Excerpt to read:
§ §

The option provisions of the Put/Call Agreement were subject to certain conditions (unless otherwise waived), including, among others, (a) the non-occurrence of a material adverse change in the business and financial condition of Warrior, (b) the prohibition of any dividends or other distributions to Warrior’s shareholders, (c) the maintenance of Warrior’s assets in good working condition, (d) the prohibition on the sale of any equity interest in Warrior except for the options contained in the Put/Call Agreement, and (e) the prohibition on the sale or transfer of Warrior’s assets except those made in the ordinary course of its business.

 

The Put/Call Agreement option prices reflected negotiated sale and purchase amounts that both parties determined would allow each party to satisfy acceptable minimum investment returns in the event either the put or call options were exercised. In January 2001 and in December 2002, we developed financial projections for Warrior based on due diligence procedures we customarily perform when considering the acquisition of a coal mine. The assumptions underlying the financial projections made by us for Warrior included, among others, (a) annual production levels ranging from 1.5 million to 1.8 million tons, (b) coal prices at or below the then current coal prices and (c) a discount rate of 12 percent. Based on these financial projections, as of the date of the acquisition and at December 31, 2002 and 2001, we believe that the fair value of Warrior was equal to or greater than the put option exercise price.

§ §

Record set:
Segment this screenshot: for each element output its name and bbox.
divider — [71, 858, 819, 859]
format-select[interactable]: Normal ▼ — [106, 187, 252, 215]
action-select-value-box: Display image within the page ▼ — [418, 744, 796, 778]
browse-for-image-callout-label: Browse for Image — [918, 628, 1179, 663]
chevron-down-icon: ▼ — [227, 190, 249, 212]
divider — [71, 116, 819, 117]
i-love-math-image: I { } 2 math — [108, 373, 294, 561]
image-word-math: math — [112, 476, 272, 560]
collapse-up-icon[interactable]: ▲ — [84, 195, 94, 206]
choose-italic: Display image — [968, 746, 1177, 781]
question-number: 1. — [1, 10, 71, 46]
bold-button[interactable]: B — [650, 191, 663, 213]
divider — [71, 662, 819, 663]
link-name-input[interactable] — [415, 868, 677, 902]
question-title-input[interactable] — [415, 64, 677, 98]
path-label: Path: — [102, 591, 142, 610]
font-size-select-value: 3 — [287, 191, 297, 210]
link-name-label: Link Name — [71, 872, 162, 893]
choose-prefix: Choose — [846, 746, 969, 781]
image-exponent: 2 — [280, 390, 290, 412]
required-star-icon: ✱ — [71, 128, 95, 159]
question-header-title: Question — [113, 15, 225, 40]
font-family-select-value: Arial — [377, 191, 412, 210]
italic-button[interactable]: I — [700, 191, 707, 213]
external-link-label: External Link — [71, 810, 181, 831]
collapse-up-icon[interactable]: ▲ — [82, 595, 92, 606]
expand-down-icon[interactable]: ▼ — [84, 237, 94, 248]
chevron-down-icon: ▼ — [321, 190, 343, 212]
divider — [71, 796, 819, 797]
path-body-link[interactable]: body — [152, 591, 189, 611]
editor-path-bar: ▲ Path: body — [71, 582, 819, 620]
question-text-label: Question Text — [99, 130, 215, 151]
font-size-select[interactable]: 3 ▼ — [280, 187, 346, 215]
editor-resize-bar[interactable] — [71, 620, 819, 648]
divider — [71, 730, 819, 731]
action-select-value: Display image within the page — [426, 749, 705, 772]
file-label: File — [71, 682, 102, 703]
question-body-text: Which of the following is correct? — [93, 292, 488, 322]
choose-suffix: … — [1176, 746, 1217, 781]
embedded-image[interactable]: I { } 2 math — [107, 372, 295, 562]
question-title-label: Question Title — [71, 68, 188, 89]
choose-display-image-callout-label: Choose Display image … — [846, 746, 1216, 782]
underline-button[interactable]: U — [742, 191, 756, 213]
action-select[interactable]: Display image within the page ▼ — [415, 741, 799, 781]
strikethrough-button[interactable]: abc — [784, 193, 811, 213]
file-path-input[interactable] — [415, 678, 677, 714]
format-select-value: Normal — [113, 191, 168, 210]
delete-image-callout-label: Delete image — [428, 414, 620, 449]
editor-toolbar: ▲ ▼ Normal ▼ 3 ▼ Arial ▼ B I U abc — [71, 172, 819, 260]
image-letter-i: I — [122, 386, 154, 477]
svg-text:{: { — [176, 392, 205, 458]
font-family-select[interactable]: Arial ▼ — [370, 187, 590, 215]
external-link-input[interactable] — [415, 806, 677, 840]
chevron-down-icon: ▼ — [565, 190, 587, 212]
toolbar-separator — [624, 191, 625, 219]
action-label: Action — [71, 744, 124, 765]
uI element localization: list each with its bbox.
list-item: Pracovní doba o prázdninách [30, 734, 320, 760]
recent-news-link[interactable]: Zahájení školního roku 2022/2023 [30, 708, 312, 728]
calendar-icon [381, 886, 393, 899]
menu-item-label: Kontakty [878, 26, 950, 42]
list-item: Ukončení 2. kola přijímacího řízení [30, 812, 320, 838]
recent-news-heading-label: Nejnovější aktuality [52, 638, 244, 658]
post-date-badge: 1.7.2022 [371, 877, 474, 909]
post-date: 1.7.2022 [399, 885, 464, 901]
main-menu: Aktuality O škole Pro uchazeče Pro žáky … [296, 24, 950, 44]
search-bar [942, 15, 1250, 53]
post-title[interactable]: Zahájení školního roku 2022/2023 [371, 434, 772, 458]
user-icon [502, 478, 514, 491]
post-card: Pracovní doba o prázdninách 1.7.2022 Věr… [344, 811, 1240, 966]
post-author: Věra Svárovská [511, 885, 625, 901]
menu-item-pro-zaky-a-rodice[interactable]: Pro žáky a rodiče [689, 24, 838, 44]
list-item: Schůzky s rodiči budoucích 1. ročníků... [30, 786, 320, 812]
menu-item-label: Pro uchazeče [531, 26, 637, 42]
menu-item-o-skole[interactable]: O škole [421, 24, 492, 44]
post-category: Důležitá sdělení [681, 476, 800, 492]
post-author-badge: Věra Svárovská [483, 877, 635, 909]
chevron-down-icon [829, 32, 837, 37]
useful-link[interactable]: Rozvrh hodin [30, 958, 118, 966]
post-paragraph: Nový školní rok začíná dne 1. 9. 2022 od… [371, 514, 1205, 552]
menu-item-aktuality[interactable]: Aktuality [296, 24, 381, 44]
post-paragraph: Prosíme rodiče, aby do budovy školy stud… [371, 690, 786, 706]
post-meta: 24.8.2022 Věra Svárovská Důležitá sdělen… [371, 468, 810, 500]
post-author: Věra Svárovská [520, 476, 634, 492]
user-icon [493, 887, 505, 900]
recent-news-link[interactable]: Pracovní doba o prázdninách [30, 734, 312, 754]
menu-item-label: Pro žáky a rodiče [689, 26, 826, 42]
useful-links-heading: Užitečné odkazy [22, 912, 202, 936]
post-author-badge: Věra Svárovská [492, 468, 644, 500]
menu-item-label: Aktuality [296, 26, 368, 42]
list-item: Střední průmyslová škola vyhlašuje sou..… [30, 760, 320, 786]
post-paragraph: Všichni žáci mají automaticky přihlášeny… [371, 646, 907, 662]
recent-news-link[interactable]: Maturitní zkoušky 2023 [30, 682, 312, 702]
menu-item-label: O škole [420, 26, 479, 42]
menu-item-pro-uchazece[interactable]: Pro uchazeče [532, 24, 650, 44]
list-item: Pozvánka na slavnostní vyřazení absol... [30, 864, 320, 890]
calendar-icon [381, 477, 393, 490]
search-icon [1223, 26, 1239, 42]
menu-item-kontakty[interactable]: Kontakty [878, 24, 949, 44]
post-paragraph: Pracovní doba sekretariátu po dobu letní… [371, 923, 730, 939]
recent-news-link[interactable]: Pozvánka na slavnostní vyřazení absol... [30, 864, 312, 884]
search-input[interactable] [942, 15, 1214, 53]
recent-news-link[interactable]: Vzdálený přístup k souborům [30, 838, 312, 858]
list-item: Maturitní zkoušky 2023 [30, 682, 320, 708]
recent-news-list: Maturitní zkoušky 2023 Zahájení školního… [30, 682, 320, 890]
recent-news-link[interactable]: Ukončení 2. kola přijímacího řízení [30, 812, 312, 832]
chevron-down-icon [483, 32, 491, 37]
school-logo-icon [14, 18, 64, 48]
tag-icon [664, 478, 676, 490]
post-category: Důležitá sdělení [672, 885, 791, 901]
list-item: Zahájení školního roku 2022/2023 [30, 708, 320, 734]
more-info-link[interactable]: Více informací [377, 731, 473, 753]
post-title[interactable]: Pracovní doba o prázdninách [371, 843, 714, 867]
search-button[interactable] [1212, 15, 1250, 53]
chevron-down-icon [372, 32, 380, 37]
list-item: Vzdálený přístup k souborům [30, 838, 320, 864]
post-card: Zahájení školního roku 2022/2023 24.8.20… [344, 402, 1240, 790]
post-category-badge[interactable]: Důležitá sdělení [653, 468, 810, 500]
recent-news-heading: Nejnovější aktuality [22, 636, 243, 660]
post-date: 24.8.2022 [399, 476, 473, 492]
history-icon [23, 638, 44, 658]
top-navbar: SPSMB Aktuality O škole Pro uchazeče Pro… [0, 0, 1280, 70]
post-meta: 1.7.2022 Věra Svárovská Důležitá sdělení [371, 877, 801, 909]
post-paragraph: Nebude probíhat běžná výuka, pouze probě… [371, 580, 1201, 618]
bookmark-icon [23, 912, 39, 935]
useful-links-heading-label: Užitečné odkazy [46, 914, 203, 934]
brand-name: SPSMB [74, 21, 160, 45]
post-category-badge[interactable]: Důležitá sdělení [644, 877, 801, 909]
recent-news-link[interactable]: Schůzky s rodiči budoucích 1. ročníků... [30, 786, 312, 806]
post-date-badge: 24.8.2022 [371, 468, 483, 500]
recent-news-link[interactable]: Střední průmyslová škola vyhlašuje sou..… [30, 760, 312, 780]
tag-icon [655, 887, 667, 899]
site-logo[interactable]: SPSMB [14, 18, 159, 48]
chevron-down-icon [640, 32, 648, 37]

§ §

Stated goal 1: According to the Put/Call Agreement excerpt, what discount rate was among the assumptions in the financial projections for Warrior?
Stated goal 2: Repeat the Put/Call Agreement excerpt word for word from "The option provisions" to "of its business.".

Expected answer 1: A discount rate of 12 percent.

Expected answer 2:
The option provisions of the Put/Call Agreement were subject to certain conditions (unless otherwise waived), including, among others, (a) the non-occurrence of a material adverse change in the business and financial condition of Warrior, (b) the prohibition of any dividends or other distributions to Warrior’s shareholders, (c) the maintenance of Warrior’s assets in good working condition, (d) the prohibition on the sale of any equity interest in Warrior except for the options contained in the Put/Call Agreement, and (e) the prohibition on the sale or transfer of Warrior’s assets except those made in the ordinary course of its business.